— begin —

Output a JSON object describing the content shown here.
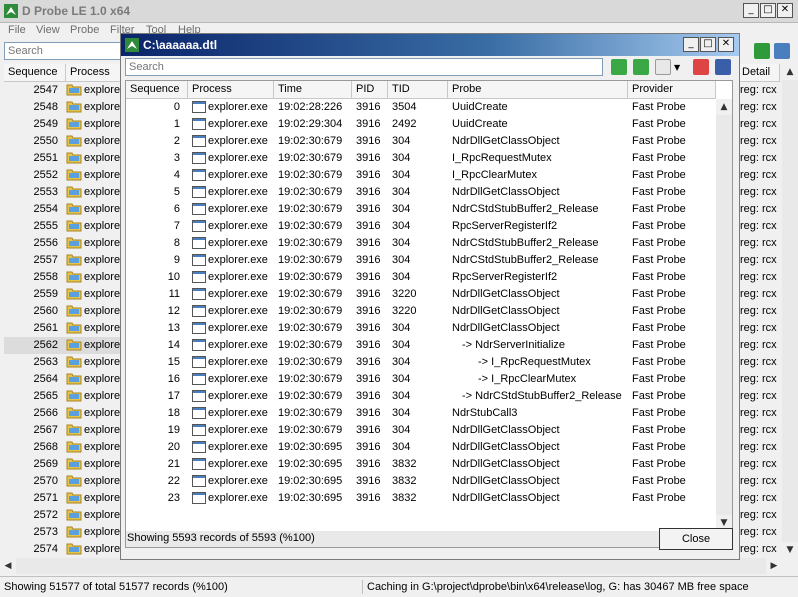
{
  "app": {
    "title": "D Probe LE 1.0 x64",
    "menu": [
      "File",
      "View",
      "Probe",
      "Filter",
      "Tool",
      "Help"
    ],
    "search_placeholder": "Search",
    "columns": [
      "Sequence",
      "Process",
      "Detail"
    ],
    "bg_rows": [
      {
        "seq": "2547",
        "proc": "explore",
        "detail": "reg: rcx"
      },
      {
        "seq": "2548",
        "proc": "explore",
        "detail": "reg: rcx"
      },
      {
        "seq": "2549",
        "proc": "explore",
        "detail": "reg: rcx"
      },
      {
        "seq": "2550",
        "proc": "explore",
        "detail": "reg: rcx"
      },
      {
        "seq": "2551",
        "proc": "explore",
        "detail": "reg: rcx"
      },
      {
        "seq": "2552",
        "proc": "explore",
        "detail": "reg: rcx"
      },
      {
        "seq": "2553",
        "proc": "explore",
        "detail": "reg: rcx"
      },
      {
        "seq": "2554",
        "proc": "explore",
        "detail": "reg: rcx"
      },
      {
        "seq": "2555",
        "proc": "explore",
        "detail": "reg: rcx"
      },
      {
        "seq": "2556",
        "proc": "explore",
        "detail": "reg: rcx"
      },
      {
        "seq": "2557",
        "proc": "explore",
        "detail": "reg: rcx"
      },
      {
        "seq": "2558",
        "proc": "explore",
        "detail": "reg: rcx"
      },
      {
        "seq": "2559",
        "proc": "explore",
        "detail": "reg: rcx"
      },
      {
        "seq": "2560",
        "proc": "explore",
        "detail": "reg: rcx"
      },
      {
        "seq": "2561",
        "proc": "explore",
        "detail": "reg: rcx"
      },
      {
        "seq": "2562",
        "proc": "explore",
        "detail": "reg: rcx"
      },
      {
        "seq": "2563",
        "proc": "explore",
        "detail": "reg: rcx"
      },
      {
        "seq": "2564",
        "proc": "explore",
        "detail": "reg: rcx"
      },
      {
        "seq": "2565",
        "proc": "explore",
        "detail": "reg: rcx"
      },
      {
        "seq": "2566",
        "proc": "explore",
        "detail": "reg: rcx"
      },
      {
        "seq": "2567",
        "proc": "explore",
        "detail": "reg: rcx"
      },
      {
        "seq": "2568",
        "proc": "explore",
        "detail": "reg: rcx"
      },
      {
        "seq": "2569",
        "proc": "explore",
        "detail": "reg: rcx"
      },
      {
        "seq": "2570",
        "proc": "explore",
        "detail": "reg: rcx"
      },
      {
        "seq": "2571",
        "proc": "explore",
        "detail": "reg: rcx"
      },
      {
        "seq": "2572",
        "proc": "explore",
        "detail": "reg: rcx"
      },
      {
        "seq": "2573",
        "proc": "explore",
        "detail": "reg: rcx"
      },
      {
        "seq": "2574",
        "proc": "explore",
        "detail": "reg: rcx"
      }
    ],
    "status_left": "Showing 51577 of total 51577 records (%100)",
    "status_right": "Caching in G:\\project\\dprobe\\bin\\x64\\release\\log, G: has 30467 MB free space"
  },
  "dialog": {
    "title": "C:\\aaaaaa.dtl",
    "search_placeholder": "Search",
    "columns": [
      "Sequence",
      "Process",
      "Time",
      "PID",
      "TID",
      "Probe",
      "Provider"
    ],
    "rows": [
      {
        "seq": "0",
        "proc": "explorer.exe",
        "time": "19:02:28:226",
        "pid": "3916",
        "tid": "3504",
        "probe": "UuidCreate",
        "provider": "Fast Probe"
      },
      {
        "seq": "1",
        "proc": "explorer.exe",
        "time": "19:02:29:304",
        "pid": "3916",
        "tid": "2492",
        "probe": "UuidCreate",
        "provider": "Fast Probe"
      },
      {
        "seq": "2",
        "proc": "explorer.exe",
        "time": "19:02:30:679",
        "pid": "3916",
        "tid": "304",
        "probe": "NdrDllGetClassObject",
        "provider": "Fast Probe"
      },
      {
        "seq": "3",
        "proc": "explorer.exe",
        "time": "19:02:30:679",
        "pid": "3916",
        "tid": "304",
        "probe": "I_RpcRequestMutex",
        "provider": "Fast Probe"
      },
      {
        "seq": "4",
        "proc": "explorer.exe",
        "time": "19:02:30:679",
        "pid": "3916",
        "tid": "304",
        "probe": "I_RpcClearMutex",
        "provider": "Fast Probe"
      },
      {
        "seq": "5",
        "proc": "explorer.exe",
        "time": "19:02:30:679",
        "pid": "3916",
        "tid": "304",
        "probe": "NdrDllGetClassObject",
        "provider": "Fast Probe"
      },
      {
        "seq": "6",
        "proc": "explorer.exe",
        "time": "19:02:30:679",
        "pid": "3916",
        "tid": "304",
        "probe": "NdrCStdStubBuffer2_Release",
        "provider": "Fast Probe"
      },
      {
        "seq": "7",
        "proc": "explorer.exe",
        "time": "19:02:30:679",
        "pid": "3916",
        "tid": "304",
        "probe": "RpcServerRegisterIf2",
        "provider": "Fast Probe"
      },
      {
        "seq": "8",
        "proc": "explorer.exe",
        "time": "19:02:30:679",
        "pid": "3916",
        "tid": "304",
        "probe": "NdrCStdStubBuffer2_Release",
        "provider": "Fast Probe"
      },
      {
        "seq": "9",
        "proc": "explorer.exe",
        "time": "19:02:30:679",
        "pid": "3916",
        "tid": "304",
        "probe": "NdrCStdStubBuffer2_Release",
        "provider": "Fast Probe"
      },
      {
        "seq": "10",
        "proc": "explorer.exe",
        "time": "19:02:30:679",
        "pid": "3916",
        "tid": "304",
        "probe": "RpcServerRegisterIf2",
        "provider": "Fast Probe"
      },
      {
        "seq": "11",
        "proc": "explorer.exe",
        "time": "19:02:30:679",
        "pid": "3916",
        "tid": "3220",
        "probe": "NdrDllGetClassObject",
        "provider": "Fast Probe"
      },
      {
        "seq": "12",
        "proc": "explorer.exe",
        "time": "19:02:30:679",
        "pid": "3916",
        "tid": "3220",
        "probe": "NdrDllGetClassObject",
        "provider": "Fast Probe"
      },
      {
        "seq": "13",
        "proc": "explorer.exe",
        "time": "19:02:30:679",
        "pid": "3916",
        "tid": "304",
        "probe": "NdrDllGetClassObject",
        "provider": "Fast Probe"
      },
      {
        "seq": "14",
        "proc": "explorer.exe",
        "time": "19:02:30:679",
        "pid": "3916",
        "tid": "304",
        "probe": "-> NdrServerInitialize",
        "provider": "Fast Probe",
        "indent": 1
      },
      {
        "seq": "15",
        "proc": "explorer.exe",
        "time": "19:02:30:679",
        "pid": "3916",
        "tid": "304",
        "probe": "-> I_RpcRequestMutex",
        "provider": "Fast Probe",
        "indent": 2
      },
      {
        "seq": "16",
        "proc": "explorer.exe",
        "time": "19:02:30:679",
        "pid": "3916",
        "tid": "304",
        "probe": "-> I_RpcClearMutex",
        "provider": "Fast Probe",
        "indent": 2
      },
      {
        "seq": "17",
        "proc": "explorer.exe",
        "time": "19:02:30:679",
        "pid": "3916",
        "tid": "304",
        "probe": "-> NdrCStdStubBuffer2_Release",
        "provider": "Fast Probe",
        "indent": 1
      },
      {
        "seq": "18",
        "proc": "explorer.exe",
        "time": "19:02:30:679",
        "pid": "3916",
        "tid": "304",
        "probe": "NdrStubCall3",
        "provider": "Fast Probe"
      },
      {
        "seq": "19",
        "proc": "explorer.exe",
        "time": "19:02:30:679",
        "pid": "3916",
        "tid": "304",
        "probe": "NdrDllGetClassObject",
        "provider": "Fast Probe"
      },
      {
        "seq": "20",
        "proc": "explorer.exe",
        "time": "19:02:30:695",
        "pid": "3916",
        "tid": "304",
        "probe": "NdrDllGetClassObject",
        "provider": "Fast Probe"
      },
      {
        "seq": "21",
        "proc": "explorer.exe",
        "time": "19:02:30:695",
        "pid": "3916",
        "tid": "3832",
        "probe": "NdrDllGetClassObject",
        "provider": "Fast Probe"
      },
      {
        "seq": "22",
        "proc": "explorer.exe",
        "time": "19:02:30:695",
        "pid": "3916",
        "tid": "3832",
        "probe": "NdrDllGetClassObject",
        "provider": "Fast Probe"
      },
      {
        "seq": "23",
        "proc": "explorer.exe",
        "time": "19:02:30:695",
        "pid": "3916",
        "tid": "3832",
        "probe": "NdrDllGetClassObject",
        "provider": "Fast Probe"
      }
    ],
    "status": "Showing 5593 records of 5593 (%100)",
    "close_label": "Close"
  }
}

— end —

WHAT IS BEING ASKED → Lines that hold the word "title" are the ones to return, every one of them.

ANSWER TO THE EXERCISE →
    "title": "D Probe LE 1.0 x64",
    "title": "C:\\aaaaaa.dtl",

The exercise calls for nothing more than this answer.